- **The problem**
An exact copy of the records is required, minus the pictures they hold.

- **Data extract**
'''

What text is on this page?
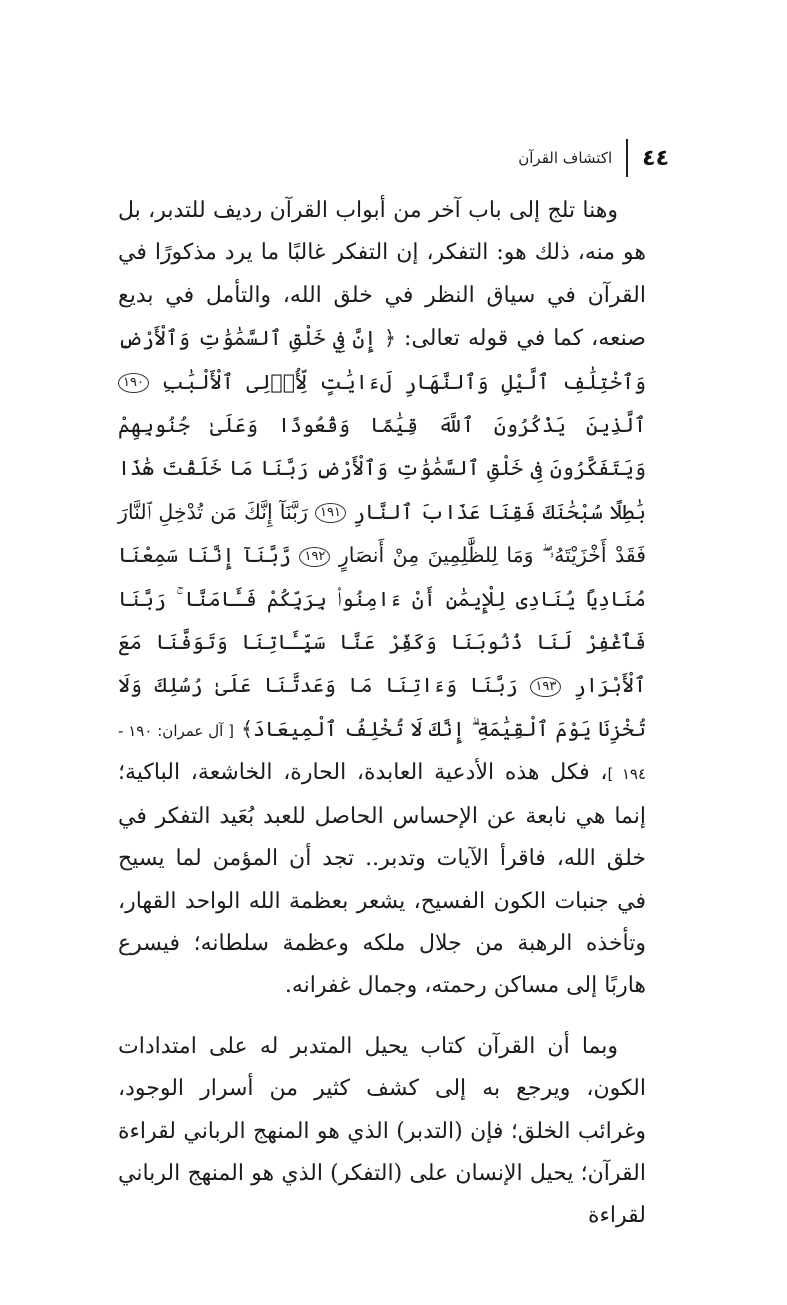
٤٤
اكتشاف القرآن

وهنا تلج إلى باب آخر من أبواب القرآن رديف للتدبر، بل هو منه، ذلك هو: التفكر، إن التفكر غالبًا ما يرد مذكورًا في القرآن في سياق النظر في خلق الله، والتأمل في بديع صنعه، كما في قوله تعالى: ﴿ إِنَّ فِي خَلْقِ ٱلسَّمَٰوَٰتِ وَٱلْأَرْضِ وَٱخْتِلَٰفِ ٱلَّيْلِ وَٱلنَّهَارِ لَءَايَٰتٍ لِّأُو۟لِى ٱلْأَلْبَٰبِ ١٩٠ ٱلَّذِينَ يَذْكُرُونَ ٱللَّهَ قِيَٰمًا وَقُعُودًا وَعَلَىٰ جُنُوبِهِمْ وَيَتَفَكَّرُونَ فِى خَلْقِ ٱلسَّمَٰوَٰتِ وَٱلْأَرْضِ رَبَّنَا مَا خَلَقْتَ هَٰذَا بَٰطِلًا سُبْحَٰنَكَ فَقِنَا عَذَابَ ٱلنَّارِ ١٩١ رَبَّنَآ إِنَّكَ مَن تُدْخِلِ ٱلنَّارَ فَقَدْ أَخْزَيْتَهُۥ ۖ وَمَا لِلظَّٰلِمِينَ مِنْ أَنصَارٍ ١٩٢ رَّبَّنَآ إِنَّنَا سَمِعْنَا مُنَادِيًا يُنَادِى لِلْإِيمَٰنِ أَنْ ءَامِنُوا۟ بِرَبِّكُمْ فَـَٔامَنَّا ۚ رَبَّنَا فَٱغْفِرْ لَنَا ذُنُوبَنَا وَكَفِّرْ عَنَّا سَيِّـَٔاتِنَا وَتَوَفَّنَا مَعَ ٱلْأَبْرَارِ ١٩٣ رَبَّنَا وَءَاتِنَا مَا وَعَدتَّنَا عَلَىٰ رُسُلِكَ وَلَا تُخْزِنَا يَوْمَ ٱلْقِيَٰمَةِ ۗ إِنَّكَ لَا تُخْلِفُ ٱلْمِيعَادَ﴾ [ آل عمران: ١٩٠ - ١٩٤ ]، فكل هذه الأدعية العابدة، الحارة، الخاشعة، الباكية؛ إنما هي نابعة عن الإحساس الحاصل للعبد بُعَيد التفكر في خلق الله، فاقرأ الآيات وتدبر.. تجد أن المؤمن لما يسيح في جنبات الكون الفسيح، يشعر بعظمة الله الواحد القهار، وتأخذه الرهبة من جلال ملكه وعظمة سلطانه؛ فيسرع هاربًا إلى مساكن رحمته، وجمال غفرانه.

وبما أن القرآن كتاب يحيل المتدبر له على امتدادات الكون، ويرجع به إلى كشف كثير من أسرار الوجود، وغرائب الخلق؛ فإن (التدبر) الذي هو المنهج الرباني لقراءة القرآن؛ يحيل الإنسان على (التفكر) الذي هو المنهج الرباني لقراءة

'''

- **Expected answer**
What text is on this page?
٤٤
اكتشاف القرآن

وهنا تلج إلى باب آخر من أبواب القرآن رديف للتدبر، بل هو منه، ذلك هو: التفكر، إن التفكر غالبًا ما يرد مذكورًا في القرآن في سياق النظر في خلق الله، والتأمل في بديع صنعه، كما في قوله تعالى: ﴿ إِنَّ فِي خَلْقِ ٱلسَّمَٰوَٰتِ وَٱلْأَرْضِ وَٱخْتِلَٰفِ ٱلَّيْلِ وَٱلنَّهَارِ لَءَايَٰتٍ لِّأُو۟لِى ٱلْأَلْبَٰبِ ١٩٠ ٱلَّذِينَ يَذْكُرُونَ ٱللَّهَ قِيَٰمًا وَقُعُودًا وَعَلَىٰ جُنُوبِهِمْ وَيَتَفَكَّرُونَ فِى خَلْقِ ٱلسَّمَٰوَٰتِ وَٱلْأَرْضِ رَبَّنَا مَا خَلَقْتَ هَٰذَا بَٰطِلًا سُبْحَٰنَكَ فَقِنَا عَذَابَ ٱلنَّارِ ١٩١ رَبَّنَآ إِنَّكَ مَن تُدْخِلِ ٱلنَّارَ فَقَدْ أَخْزَيْتَهُۥ ۖ وَمَا لِلظَّٰلِمِينَ مِنْ أَنصَارٍ ١٩٢ رَّبَّنَآ إِنَّنَا سَمِعْنَا مُنَادِيًا يُنَادِى لِلْإِيمَٰنِ أَنْ ءَامِنُوا۟ بِرَبِّكُمْ فَـَٔامَنَّا ۚ رَبَّنَا فَٱغْفِرْ لَنَا ذُنُوبَنَا وَكَفِّرْ عَنَّا سَيِّـَٔاتِنَا وَتَوَفَّنَا مَعَ ٱلْأَبْرَارِ ١٩٣ رَبَّنَا وَءَاتِنَا مَا وَعَدتَّنَا عَلَىٰ رُسُلِكَ وَلَا تُخْزِنَا يَوْمَ ٱلْقِيَٰمَةِ ۗ إِنَّكَ لَا تُخْلِفُ ٱلْمِيعَادَ﴾ [ آل عمران: ١٩٠ - ١٩٤ ]، فكل هذه الأدعية العابدة، الحارة، الخاشعة، الباكية؛ إنما هي نابعة عن الإحساس الحاصل للعبد بُعَيد التفكر في خلق الله، فاقرأ الآيات وتدبر.. تجد أن المؤمن لما يسيح في جنبات الكون الفسيح، يشعر بعظمة الله الواحد القهار، وتأخذه الرهبة من جلال ملكه وعظمة سلطانه؛ فيسرع هاربًا إلى مساكن رحمته، وجمال غفرانه.

وبما أن القرآن كتاب يحيل المتدبر له على امتدادات الكون، ويرجع به إلى كشف كثير من أسرار الوجود، وغرائب الخلق؛ فإن (التدبر) الذي هو المنهج الرباني لقراءة القرآن؛ يحيل الإنسان على (التفكر) الذي هو المنهج الرباني لقراءة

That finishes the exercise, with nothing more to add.